* start *

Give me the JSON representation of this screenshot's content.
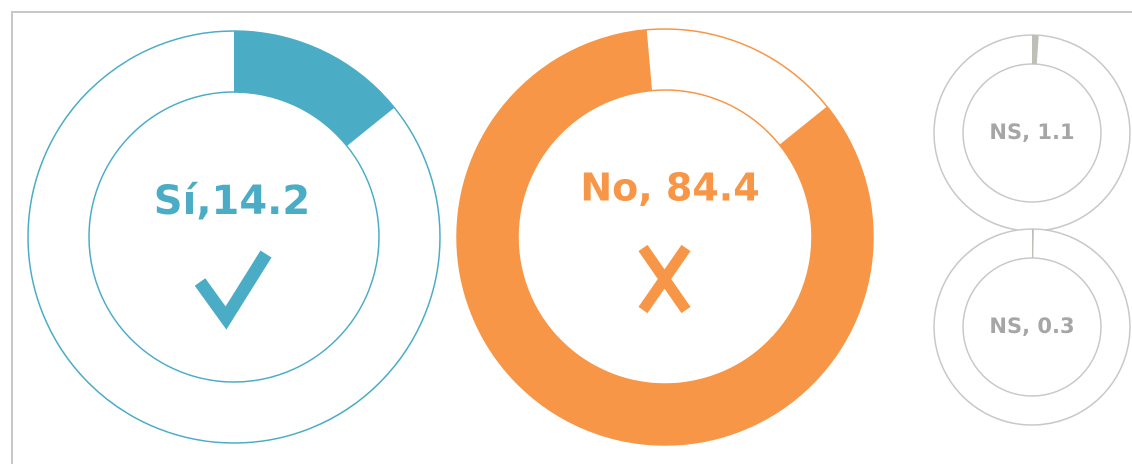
{
  "chart_data": [
    {
      "type": "donut",
      "values": [
        14.2
      ],
      "value_labels": [
        "Sí,14.2"
      ],
      "color": "#4bacc6",
      "ylim": [
        0,
        100
      ]
    },
    {
      "type": "donut",
      "values": [
        84.4
      ],
      "value_labels": [
        "No, 84.4"
      ],
      "color": "#f79646",
      "ylim": [
        0,
        100
      ]
    },
    {
      "type": "donut",
      "values": [
        1.1
      ],
      "value_labels": [
        "NS, 1.1"
      ],
      "color": "#bfbfb8",
      "ylim": [
        0,
        100
      ]
    },
    {
      "type": "donut",
      "values": [
        0.3
      ],
      "value_labels": [
        "NS, 0.3"
      ],
      "color": "#bfbfb8",
      "ylim": [
        0,
        100
      ]
    }
  ]
}
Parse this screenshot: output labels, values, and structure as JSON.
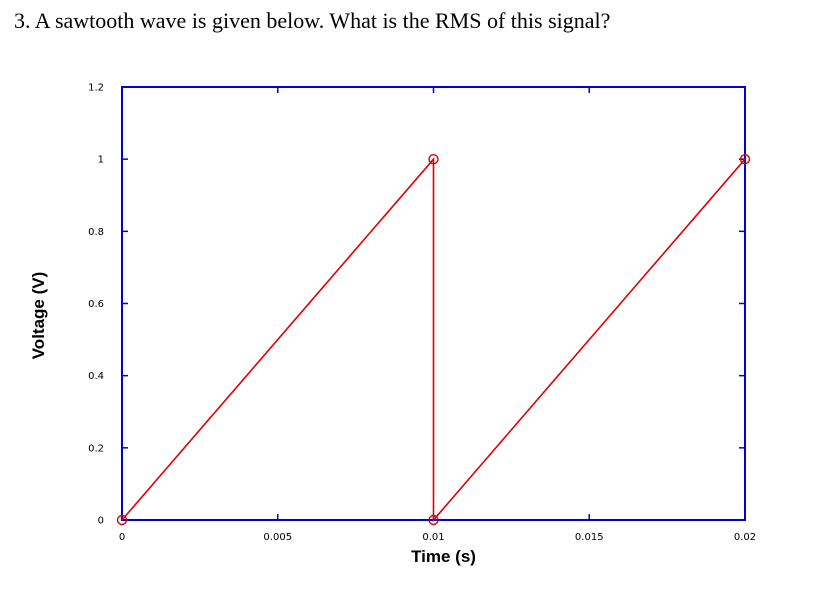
{
  "question": "3. A sawtooth wave is given below. What is the RMS of this signal?",
  "chart_data": {
    "type": "line",
    "xlabel": "Time (s)",
    "ylabel": "Voltage (V)",
    "xlim": [
      0,
      0.02
    ],
    "ylim": [
      0,
      1.2
    ],
    "x_ticks": [
      "0",
      "0.005",
      "0.01",
      "0.015",
      "0.02"
    ],
    "y_ticks": [
      "0",
      "0.2",
      "0.4",
      "0.6",
      "0.8",
      "1",
      "1.2"
    ],
    "grid": false,
    "series": [
      {
        "x": [
          0,
          0.01,
          0.01,
          0.02
        ],
        "y": [
          0,
          1,
          0,
          1
        ],
        "marker": "circle",
        "color": "#e00000"
      }
    ],
    "axes_color": "#0000dd"
  }
}
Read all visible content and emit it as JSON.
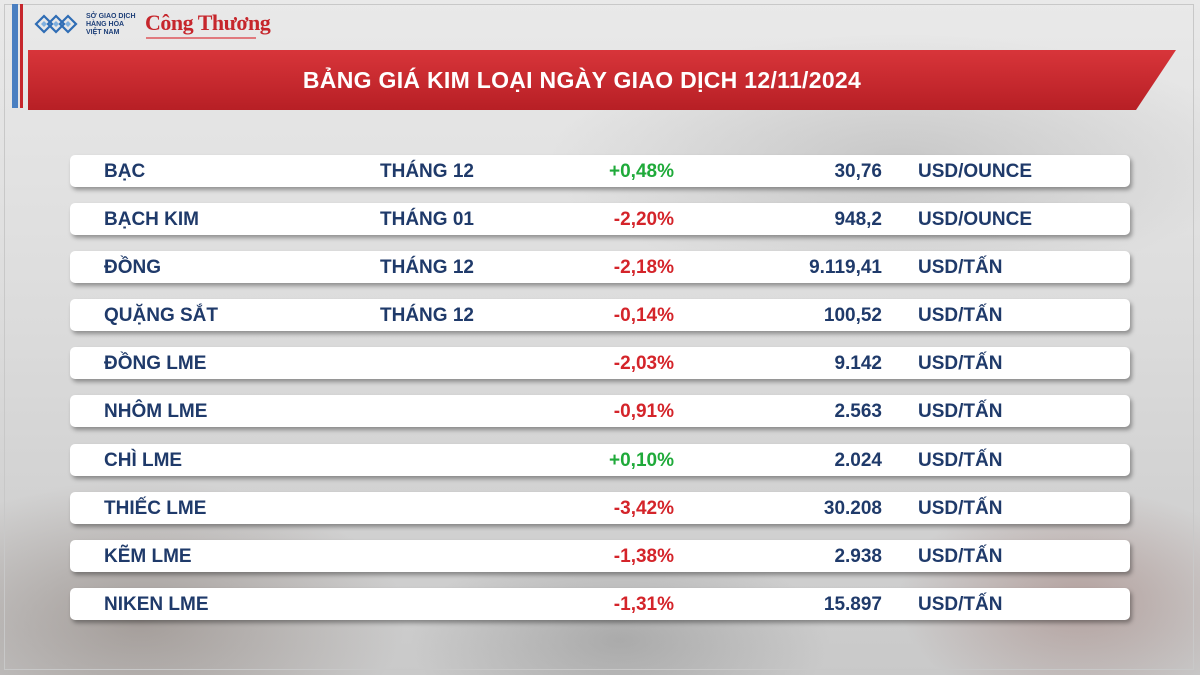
{
  "header": {
    "org_lines": [
      "SỞ GIAO DỊCH",
      "HÀNG HÓA",
      "VIỆT NAM"
    ],
    "brand": "Công Thương",
    "title": "BẢNG GIÁ KIM LOẠI NGÀY GIAO DỊCH 12/11/2024",
    "banner_color": "#c6262c"
  },
  "colors": {
    "up": "#1faa3a",
    "down": "#d4242a",
    "text": "#1f3a6a"
  },
  "rows": [
    {
      "name": "BẠC",
      "month": "THÁNG 12",
      "change": "+0,48%",
      "direction": "up",
      "price": "30,76",
      "unit": "USD/OUNCE"
    },
    {
      "name": "BẠCH KIM",
      "month": "THÁNG 01",
      "change": "-2,20%",
      "direction": "down",
      "price": "948,2",
      "unit": "USD/OUNCE"
    },
    {
      "name": "ĐỒNG",
      "month": "THÁNG 12",
      "change": "-2,18%",
      "direction": "down",
      "price": "9.119,41",
      "unit": "USD/TẤN"
    },
    {
      "name": "QUẶNG SẮT",
      "month": "THÁNG 12",
      "change": "-0,14%",
      "direction": "down",
      "price": "100,52",
      "unit": "USD/TẤN"
    },
    {
      "name": "ĐỒNG LME",
      "month": "",
      "change": "-2,03%",
      "direction": "down",
      "price": "9.142",
      "unit": "USD/TẤN"
    },
    {
      "name": "NHÔM LME",
      "month": "",
      "change": "-0,91%",
      "direction": "down",
      "price": "2.563",
      "unit": "USD/TẤN"
    },
    {
      "name": "CHÌ LME",
      "month": "",
      "change": "+0,10%",
      "direction": "up",
      "price": "2.024",
      "unit": "USD/TẤN"
    },
    {
      "name": "THIẾC LME",
      "month": "",
      "change": "-3,42%",
      "direction": "down",
      "price": "30.208",
      "unit": "USD/TẤN"
    },
    {
      "name": "KẼM LME",
      "month": "",
      "change": "-1,38%",
      "direction": "down",
      "price": "2.938",
      "unit": "USD/TẤN"
    },
    {
      "name": "NIKEN LME",
      "month": "",
      "change": "-1,31%",
      "direction": "down",
      "price": "15.897",
      "unit": "USD/TẤN"
    }
  ]
}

* end *

* _SHORT PROBLEM_:
Going through the entries above, report how many lines include the string "GIAO". The number alone is the answer.

* _SOLUTION FOR THIS PROBLEM_:
2